* TASK GOAL: Repeat the entries below exactly as they appear, with no pictures.

* MATERIAL PROVIDED:
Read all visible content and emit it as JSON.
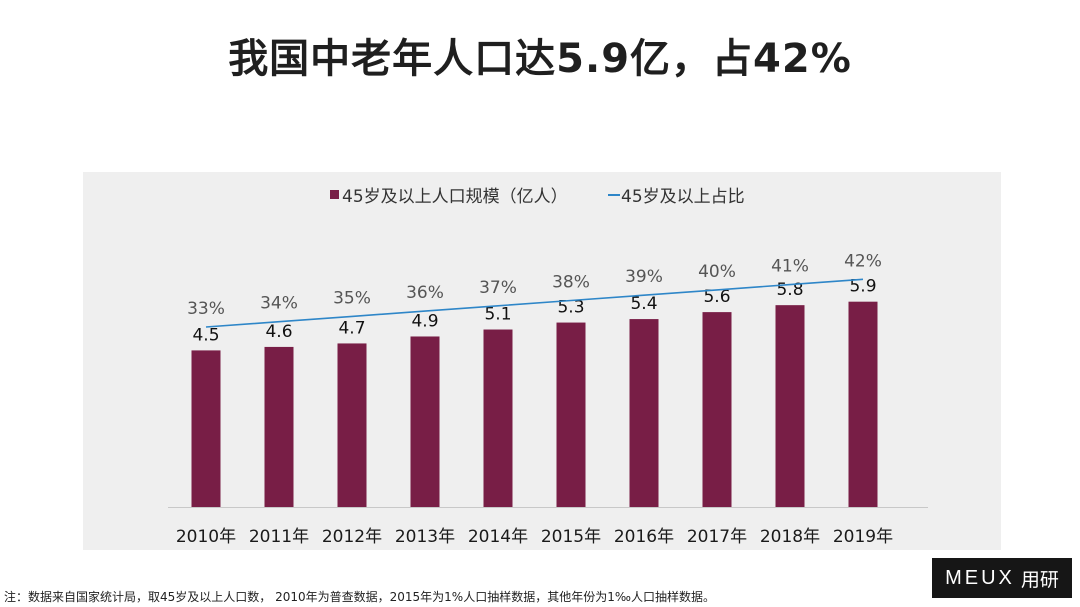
{
  "title": "我国中老年人口达5.9亿，占42%",
  "chart_data": {
    "type": "bar",
    "categories": [
      "2010年",
      "2011年",
      "2012年",
      "2013年",
      "2014年",
      "2015年",
      "2016年",
      "2017年",
      "2018年",
      "2019年"
    ],
    "series": [
      {
        "name": "45岁及以上人口规模（亿人）",
        "type": "bar",
        "values": [
          4.5,
          4.6,
          4.7,
          4.9,
          5.1,
          5.3,
          5.4,
          5.6,
          5.8,
          5.9
        ],
        "labels": [
          "4.5",
          "4.6",
          "4.7",
          "4.9",
          "5.1",
          "5.3",
          "5.4",
          "5.6",
          "5.8",
          "5.9"
        ],
        "color": "#781e46"
      },
      {
        "name": "45岁及以上占比",
        "type": "line",
        "values": [
          33,
          34,
          35,
          36,
          37,
          38,
          39,
          40,
          41,
          42
        ],
        "labels": [
          "33%",
          "34%",
          "35%",
          "36%",
          "37%",
          "38%",
          "39%",
          "40%",
          "41%",
          "42%"
        ],
        "color": "#2e86c8"
      }
    ],
    "legend_position": "top-center",
    "grid": false
  },
  "note": "注：数据来自国家统计局，取45岁及以上人口数， 2010年为普查数据，2015年为1%人口抽样数据，其他年份为1‰人口抽样数据。",
  "logo": {
    "latin": "MEUX",
    "chinese": "用研"
  },
  "colors": {
    "bar": "#781e46",
    "line": "#2e86c8",
    "panel": "#efefef"
  }
}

* RESPONSE:
Read all visible content and emit it as JSON.
{
  "title": "我国中老年人口达5.9亿，占42%",
  "chart_data": {
    "type": "bar",
    "categories": [
      "2010年",
      "2011年",
      "2012年",
      "2013年",
      "2014年",
      "2015年",
      "2016年",
      "2017年",
      "2018年",
      "2019年"
    ],
    "series": [
      {
        "name": "45岁及以上人口规模（亿人）",
        "type": "bar",
        "values": [
          4.5,
          4.6,
          4.7,
          4.9,
          5.1,
          5.3,
          5.4,
          5.6,
          5.8,
          5.9
        ],
        "labels": [
          "4.5",
          "4.6",
          "4.7",
          "4.9",
          "5.1",
          "5.3",
          "5.4",
          "5.6",
          "5.8",
          "5.9"
        ],
        "color": "#781e46"
      },
      {
        "name": "45岁及以上占比",
        "type": "line",
        "values": [
          33,
          34,
          35,
          36,
          37,
          38,
          39,
          40,
          41,
          42
        ],
        "labels": [
          "33%",
          "34%",
          "35%",
          "36%",
          "37%",
          "38%",
          "39%",
          "40%",
          "41%",
          "42%"
        ],
        "color": "#2e86c8"
      }
    ],
    "legend_position": "top-center",
    "grid": false
  },
  "note": "注：数据来自国家统计局，取45岁及以上人口数， 2010年为普查数据，2015年为1%人口抽样数据，其他年份为1‰人口抽样数据。",
  "logo": {
    "latin": "MEUX",
    "chinese": "用研"
  },
  "colors": {
    "bar": "#781e46",
    "line": "#2e86c8",
    "panel": "#efefef"
  }
}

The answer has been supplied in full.